- **Task objective**
Copy out all the lines in the records that include the word "speed".

- **Records**

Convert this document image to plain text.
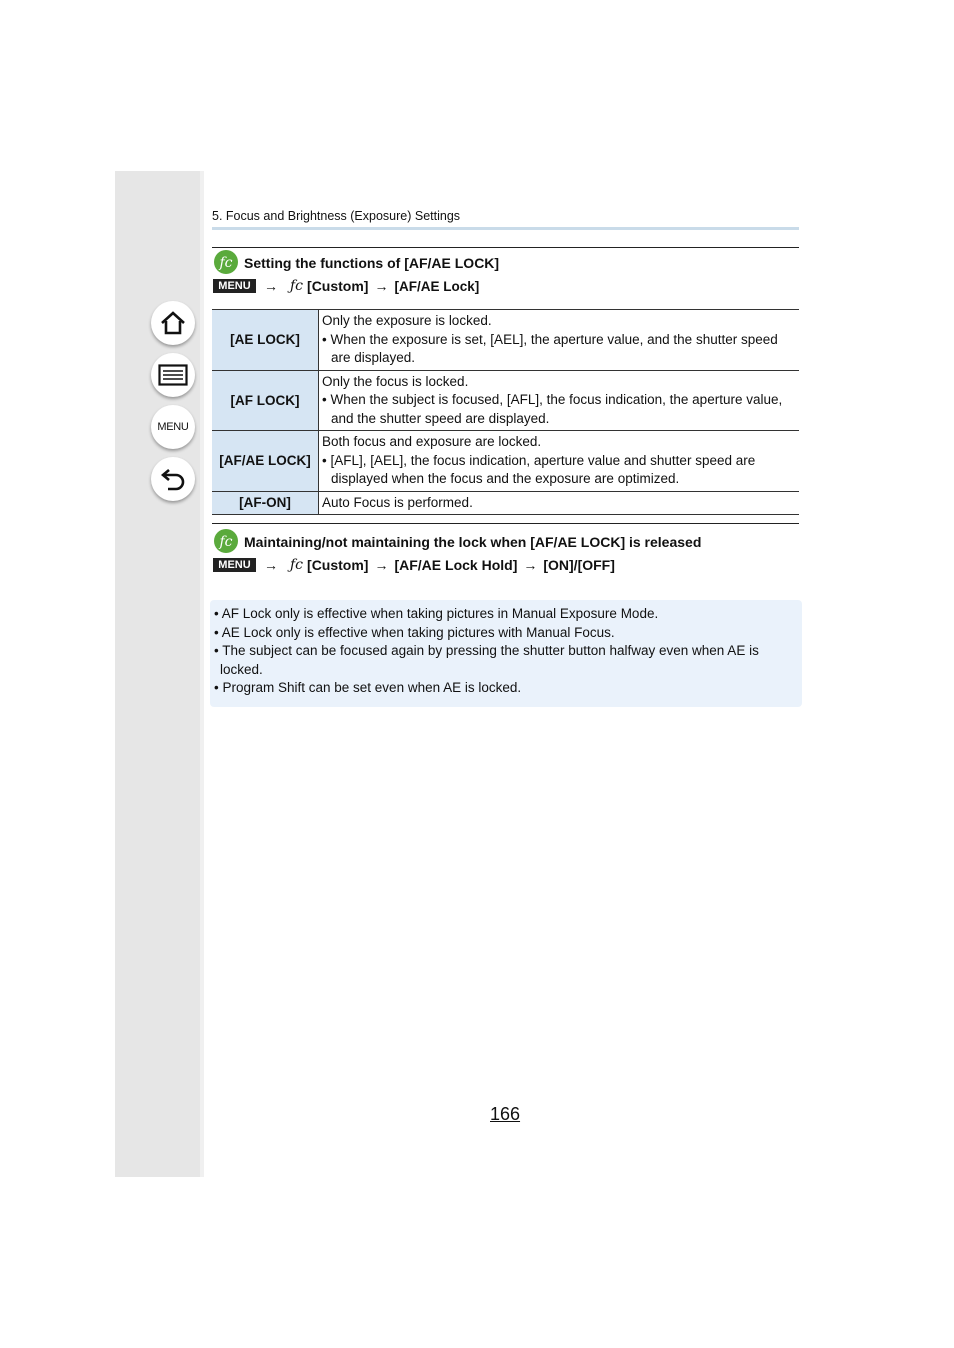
MENU
5. Focus and Brightness (Exposure) Settings
fc Setting the functions of [AF/AE LOCK]
MENU → ƒc [Custom] → [AF/AE Lock]
[AE LOCK]	Only the exposure is locked.
• When the exposure is set, [AEL], the aperture value, and the shutter speed are displayed.

[AF LOCK]	Only the focus is locked.
• When the subject is focused, [AFL], the focus indication, the aperture value, and the shutter speed are displayed.

[AF/AE LOCK]	Both focus and exposure are locked.
• [AFL], [AEL], the focus indication, aperture value and shutter speed are displayed when the focus and the exposure are optimized.

[AF-ON]	Auto Focus is performed.
fc Maintaining/not maintaining the lock when [AF/AE LOCK] is released
MENU → ƒc [Custom] → [AF/AE Lock Hold] → [ON]/[OFF]
• AF Lock only is effective when taking pictures in Manual Exposure Mode.
• AE Lock only is effective when taking pictures with Manual Focus.
• The subject can be focused again by pressing the shutter button halfway even when AE is locked.
• Program Shift can be set even when AE is locked.
166
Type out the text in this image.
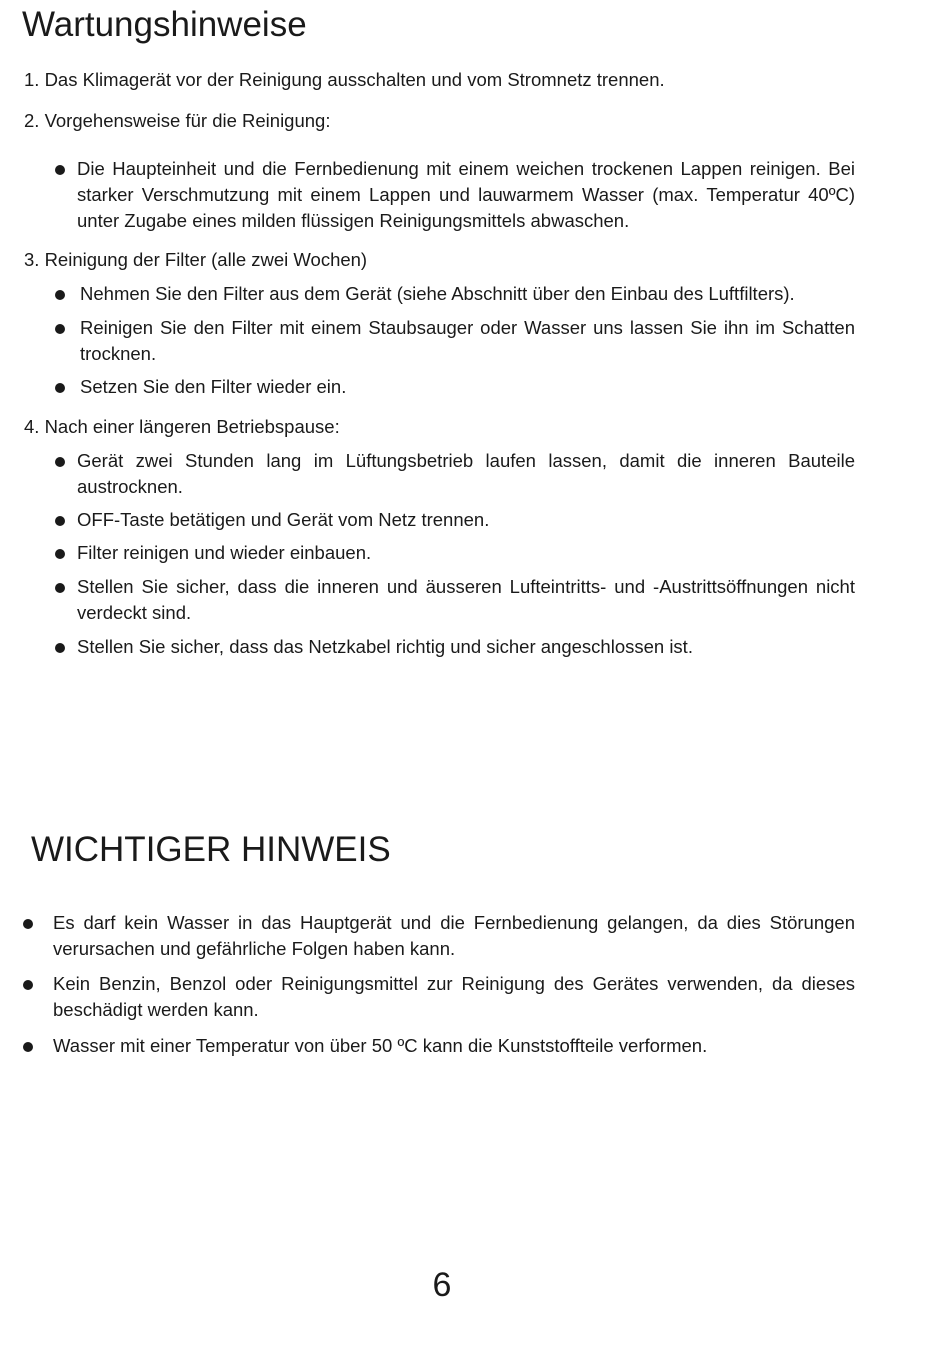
Wartungshinweise

1. Das Klimagerät vor der Reinigung ausschalten und vom Stromnetz trennen.

2. Vorgehensweise für die Reinigung:

Die Haupteinheit und die Fernbedienung mit einem weichen trockenen Lappen reinigen. Bei starker Verschmutzung mit einem Lappen und lauwarmem Wasser (max. Temperatur 40ºC) unter Zugabe eines milden flüssigen Reinigungsmittels abwaschen.

3. Reinigung der Filter (alle zwei Wochen)

Nehmen Sie den Filter aus dem Gerät (siehe Abschnitt über den Einbau des Luftfilters).

Reinigen Sie den Filter mit einem Staubsauger oder Wasser uns lassen Sie ihn im Schatten trocknen.

Setzen Sie den Filter wieder ein.

4. Nach einer längeren Betriebspause:

Gerät zwei Stunden lang im Lüftungsbetrieb laufen lassen, damit die inneren Bauteile austrocknen.

OFF-Taste betätigen und Gerät vom Netz trennen.

Filter reinigen und wieder einbauen.

Stellen Sie sicher, dass die inneren und äusseren Lufteintritts- und -Austrittsöffnungen nicht verdeckt sind.

Stellen Sie sicher, dass das Netzkabel richtig und sicher angeschlossen ist.

WICHTIGER HINWEIS

Es darf kein Wasser in das Hauptgerät und die Fernbedienung gelangen, da dies Störungen verursachen und gefährliche Folgen haben kann.

Kein Benzin, Benzol oder Reinigungsmittel zur Reinigung des Gerätes verwenden, da dieses beschädigt werden kann.

Wasser mit einer Temperatur von über 50 ºC kann die Kunststoffteile verformen.

6
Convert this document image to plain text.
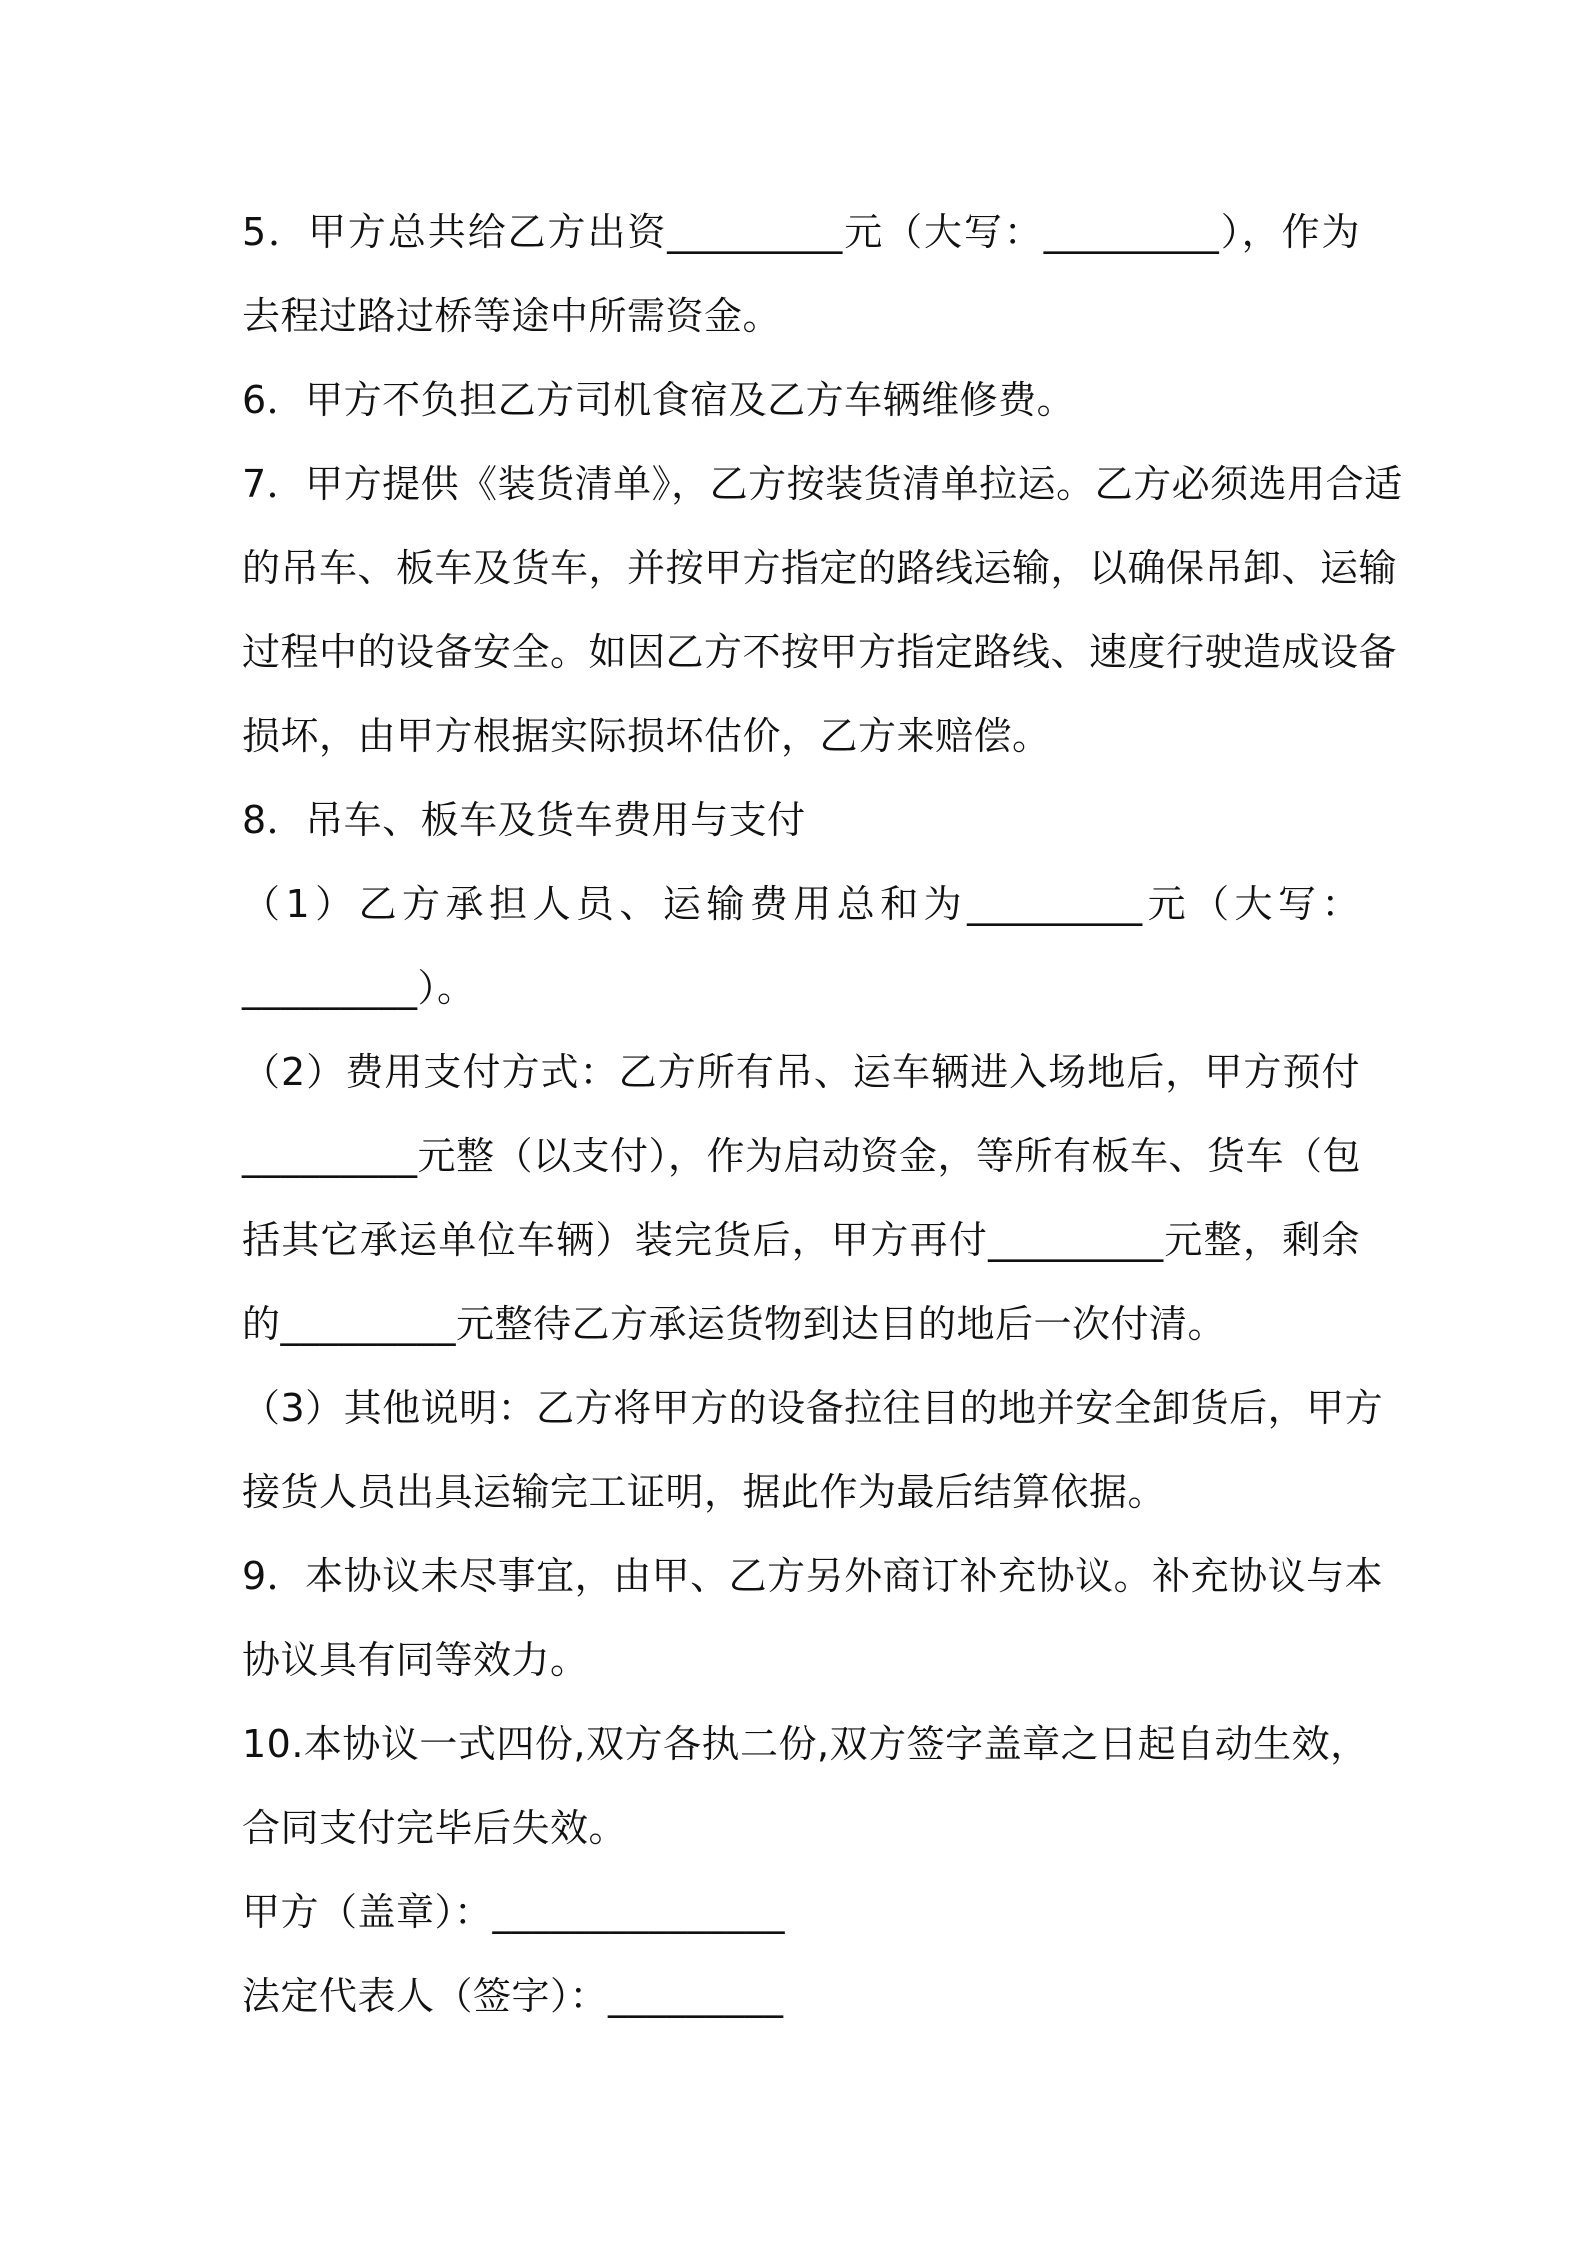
5．甲方总共给乙方出资_________元（大写：_________），作为

去程过路过桥等途中所需资金。

6．甲方不负担乙方司机食宿及乙方车辆维修费。

7．甲方提供《装货清单》，乙方按装货清单拉运。乙方必须选用合适

的吊车、板车及货车，并按甲方指定的路线运输，以确保吊卸、运输

过程中的设备安全。如因乙方不按甲方指定路线、速度行驶造成设备

损坏，由甲方根据实际损坏估价，乙方来赔偿。

8．吊车、板车及货车费用与支付

（1）乙方承担人员、运输费用总和为_________元（大写：

_________）。

（2）费用支付方式：乙方所有吊、运车辆进入场地后，甲方预付

_________元整（以支付），作为启动资金，等所有板车、货车（包

括其它承运单位车辆）装完货后，甲方再付_________元整，剩余

的_________元整待乙方承运货物到达目的地后一次付清。

（3）其他说明：乙方将甲方的设备拉往目的地并安全卸货后，甲方

接货人员出具运输完工证明，据此作为最后结算依据。

9．本协议未尽事宜，由甲、乙方另外商订补充协议。补充协议与本

协议具有同等效力。

10.本协议一式四份,双方各执二份,双方签字盖章之日起自动生效，

合同支付完毕后失效。

甲方（盖章）：_______________

法定代表人（签字）：_________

- **Exercise output**
• When the exposure is set, [AEL], the aperture value, and the shutter speed are displayed.
• When the subject is focused, [AFL], the focus indication, the aperture value, and the shutter speed are displayed.
• [AFL], [AEL], the focus indication, aperture value and shutter speed are displayed when the focus and the exposure are optimized.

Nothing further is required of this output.